What the task asks -
Gather, from the listing beneath this task, every line holding the string "kepada".
··· Extracted material
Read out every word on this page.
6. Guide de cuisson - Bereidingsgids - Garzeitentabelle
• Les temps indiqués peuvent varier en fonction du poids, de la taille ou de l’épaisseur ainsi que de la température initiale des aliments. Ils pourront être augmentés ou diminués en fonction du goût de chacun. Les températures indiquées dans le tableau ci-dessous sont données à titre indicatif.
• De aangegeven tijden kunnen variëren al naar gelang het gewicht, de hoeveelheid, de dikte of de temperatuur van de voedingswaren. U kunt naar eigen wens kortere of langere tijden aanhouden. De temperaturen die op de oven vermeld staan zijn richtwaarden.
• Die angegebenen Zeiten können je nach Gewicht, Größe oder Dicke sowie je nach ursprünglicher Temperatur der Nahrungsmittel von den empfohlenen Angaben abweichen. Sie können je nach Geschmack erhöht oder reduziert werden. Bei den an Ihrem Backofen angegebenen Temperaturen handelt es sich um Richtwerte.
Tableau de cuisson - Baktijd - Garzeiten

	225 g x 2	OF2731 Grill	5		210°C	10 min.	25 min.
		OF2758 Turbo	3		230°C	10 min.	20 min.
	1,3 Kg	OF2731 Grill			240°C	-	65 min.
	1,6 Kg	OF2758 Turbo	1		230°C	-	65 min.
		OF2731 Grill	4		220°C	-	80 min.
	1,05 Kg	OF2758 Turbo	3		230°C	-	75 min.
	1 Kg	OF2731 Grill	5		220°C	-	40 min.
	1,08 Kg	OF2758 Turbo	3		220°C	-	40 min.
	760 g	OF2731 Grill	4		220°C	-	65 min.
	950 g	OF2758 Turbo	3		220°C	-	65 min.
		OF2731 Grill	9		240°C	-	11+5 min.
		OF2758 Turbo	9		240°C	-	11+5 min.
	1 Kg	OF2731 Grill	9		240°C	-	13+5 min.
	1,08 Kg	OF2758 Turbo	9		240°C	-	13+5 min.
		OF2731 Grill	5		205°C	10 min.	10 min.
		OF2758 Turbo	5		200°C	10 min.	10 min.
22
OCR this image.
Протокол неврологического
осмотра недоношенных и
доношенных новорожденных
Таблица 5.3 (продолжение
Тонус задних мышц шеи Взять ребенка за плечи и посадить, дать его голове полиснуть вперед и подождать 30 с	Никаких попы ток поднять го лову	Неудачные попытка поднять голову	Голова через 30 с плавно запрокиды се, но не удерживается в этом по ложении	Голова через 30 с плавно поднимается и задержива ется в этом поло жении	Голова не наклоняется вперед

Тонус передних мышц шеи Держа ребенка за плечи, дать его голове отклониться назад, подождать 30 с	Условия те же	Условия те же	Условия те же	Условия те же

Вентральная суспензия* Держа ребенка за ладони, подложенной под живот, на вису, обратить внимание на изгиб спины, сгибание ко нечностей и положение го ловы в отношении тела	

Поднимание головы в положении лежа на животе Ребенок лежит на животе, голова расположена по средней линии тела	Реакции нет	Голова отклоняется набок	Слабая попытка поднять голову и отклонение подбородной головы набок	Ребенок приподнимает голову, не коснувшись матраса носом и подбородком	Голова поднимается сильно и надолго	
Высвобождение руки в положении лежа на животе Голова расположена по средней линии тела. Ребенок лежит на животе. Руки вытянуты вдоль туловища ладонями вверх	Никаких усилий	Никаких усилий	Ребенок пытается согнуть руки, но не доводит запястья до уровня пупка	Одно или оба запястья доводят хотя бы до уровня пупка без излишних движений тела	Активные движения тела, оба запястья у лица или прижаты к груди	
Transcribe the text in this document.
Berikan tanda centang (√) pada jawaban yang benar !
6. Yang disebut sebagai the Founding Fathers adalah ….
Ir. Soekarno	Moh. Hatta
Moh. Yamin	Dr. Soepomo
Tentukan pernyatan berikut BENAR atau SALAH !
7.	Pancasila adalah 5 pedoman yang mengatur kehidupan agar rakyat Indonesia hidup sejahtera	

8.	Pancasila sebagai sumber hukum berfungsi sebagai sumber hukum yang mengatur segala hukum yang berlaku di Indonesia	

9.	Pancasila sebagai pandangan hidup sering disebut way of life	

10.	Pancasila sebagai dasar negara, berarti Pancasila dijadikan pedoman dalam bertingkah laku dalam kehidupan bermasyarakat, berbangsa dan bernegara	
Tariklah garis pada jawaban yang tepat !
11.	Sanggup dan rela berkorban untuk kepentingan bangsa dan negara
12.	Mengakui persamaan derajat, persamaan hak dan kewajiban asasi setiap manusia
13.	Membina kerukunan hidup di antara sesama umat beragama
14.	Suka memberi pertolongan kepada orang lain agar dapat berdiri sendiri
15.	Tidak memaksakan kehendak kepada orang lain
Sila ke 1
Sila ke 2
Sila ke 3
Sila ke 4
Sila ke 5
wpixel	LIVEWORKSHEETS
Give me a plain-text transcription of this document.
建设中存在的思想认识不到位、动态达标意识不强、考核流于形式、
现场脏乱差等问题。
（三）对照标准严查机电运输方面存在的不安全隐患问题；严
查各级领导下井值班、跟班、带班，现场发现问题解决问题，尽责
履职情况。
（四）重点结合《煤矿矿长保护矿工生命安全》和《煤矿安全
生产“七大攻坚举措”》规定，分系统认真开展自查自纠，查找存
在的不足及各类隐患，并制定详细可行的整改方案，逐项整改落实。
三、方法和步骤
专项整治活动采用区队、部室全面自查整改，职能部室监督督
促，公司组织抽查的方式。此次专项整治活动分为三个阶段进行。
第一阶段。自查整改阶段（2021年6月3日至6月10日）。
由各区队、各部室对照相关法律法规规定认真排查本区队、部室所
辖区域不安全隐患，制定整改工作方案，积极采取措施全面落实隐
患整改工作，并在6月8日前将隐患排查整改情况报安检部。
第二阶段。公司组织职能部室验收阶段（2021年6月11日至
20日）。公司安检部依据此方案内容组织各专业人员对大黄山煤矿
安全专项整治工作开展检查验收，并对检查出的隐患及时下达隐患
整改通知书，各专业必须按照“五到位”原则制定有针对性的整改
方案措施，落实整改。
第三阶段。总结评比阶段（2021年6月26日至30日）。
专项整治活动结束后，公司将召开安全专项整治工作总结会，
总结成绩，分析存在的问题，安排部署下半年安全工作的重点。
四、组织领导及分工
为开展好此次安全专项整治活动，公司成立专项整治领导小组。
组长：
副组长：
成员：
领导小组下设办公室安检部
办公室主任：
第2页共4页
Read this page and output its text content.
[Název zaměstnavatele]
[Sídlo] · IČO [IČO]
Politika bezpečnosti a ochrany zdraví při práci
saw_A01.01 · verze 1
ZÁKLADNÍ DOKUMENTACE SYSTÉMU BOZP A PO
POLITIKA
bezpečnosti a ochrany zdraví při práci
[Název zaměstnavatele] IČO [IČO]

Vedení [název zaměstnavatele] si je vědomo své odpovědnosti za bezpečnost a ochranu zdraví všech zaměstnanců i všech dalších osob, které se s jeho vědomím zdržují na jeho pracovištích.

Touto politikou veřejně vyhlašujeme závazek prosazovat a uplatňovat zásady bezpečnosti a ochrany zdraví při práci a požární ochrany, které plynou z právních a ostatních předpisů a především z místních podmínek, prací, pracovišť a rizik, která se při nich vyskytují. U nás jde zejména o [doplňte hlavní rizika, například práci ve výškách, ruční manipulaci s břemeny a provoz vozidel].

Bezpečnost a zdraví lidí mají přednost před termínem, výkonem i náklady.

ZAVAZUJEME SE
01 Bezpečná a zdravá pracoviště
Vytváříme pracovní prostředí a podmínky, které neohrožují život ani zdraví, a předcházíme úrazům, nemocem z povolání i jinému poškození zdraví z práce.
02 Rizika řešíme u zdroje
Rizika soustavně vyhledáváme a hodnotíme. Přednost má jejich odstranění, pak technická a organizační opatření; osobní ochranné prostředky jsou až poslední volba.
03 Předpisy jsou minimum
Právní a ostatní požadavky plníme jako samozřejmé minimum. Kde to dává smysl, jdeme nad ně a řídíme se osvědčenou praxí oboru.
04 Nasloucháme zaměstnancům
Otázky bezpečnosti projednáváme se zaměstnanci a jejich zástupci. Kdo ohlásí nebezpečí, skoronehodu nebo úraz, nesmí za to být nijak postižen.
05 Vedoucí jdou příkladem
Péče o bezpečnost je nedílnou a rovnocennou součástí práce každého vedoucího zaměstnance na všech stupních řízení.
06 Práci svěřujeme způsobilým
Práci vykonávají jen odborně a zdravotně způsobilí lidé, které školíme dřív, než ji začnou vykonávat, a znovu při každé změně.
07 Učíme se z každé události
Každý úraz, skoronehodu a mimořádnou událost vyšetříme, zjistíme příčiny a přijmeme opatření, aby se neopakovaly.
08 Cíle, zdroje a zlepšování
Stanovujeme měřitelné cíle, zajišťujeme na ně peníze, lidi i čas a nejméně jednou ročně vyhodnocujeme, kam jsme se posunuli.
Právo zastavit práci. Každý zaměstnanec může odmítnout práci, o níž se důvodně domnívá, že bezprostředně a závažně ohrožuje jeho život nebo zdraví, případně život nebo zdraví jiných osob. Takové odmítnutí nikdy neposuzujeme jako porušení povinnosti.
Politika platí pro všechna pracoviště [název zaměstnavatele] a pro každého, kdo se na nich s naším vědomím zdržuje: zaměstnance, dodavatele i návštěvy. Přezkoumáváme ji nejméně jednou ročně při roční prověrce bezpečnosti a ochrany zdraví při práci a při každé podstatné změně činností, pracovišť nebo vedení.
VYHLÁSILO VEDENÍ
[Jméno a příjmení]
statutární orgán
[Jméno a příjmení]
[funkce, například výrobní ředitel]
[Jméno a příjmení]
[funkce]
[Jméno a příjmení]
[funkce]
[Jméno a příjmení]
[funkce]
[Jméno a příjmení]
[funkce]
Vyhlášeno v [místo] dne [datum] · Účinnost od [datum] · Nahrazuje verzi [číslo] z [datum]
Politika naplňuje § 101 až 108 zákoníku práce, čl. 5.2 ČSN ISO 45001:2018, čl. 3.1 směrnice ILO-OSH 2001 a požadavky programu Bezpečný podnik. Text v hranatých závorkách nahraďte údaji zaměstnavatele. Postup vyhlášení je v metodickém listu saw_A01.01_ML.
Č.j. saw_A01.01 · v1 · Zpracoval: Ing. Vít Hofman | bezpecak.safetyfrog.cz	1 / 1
······
Task output -
14.	Suka memberi pertolongan kepada orang lain agar dapat berdiri sendiri
15.	Tidak memaksakan kehendak kepada orang lain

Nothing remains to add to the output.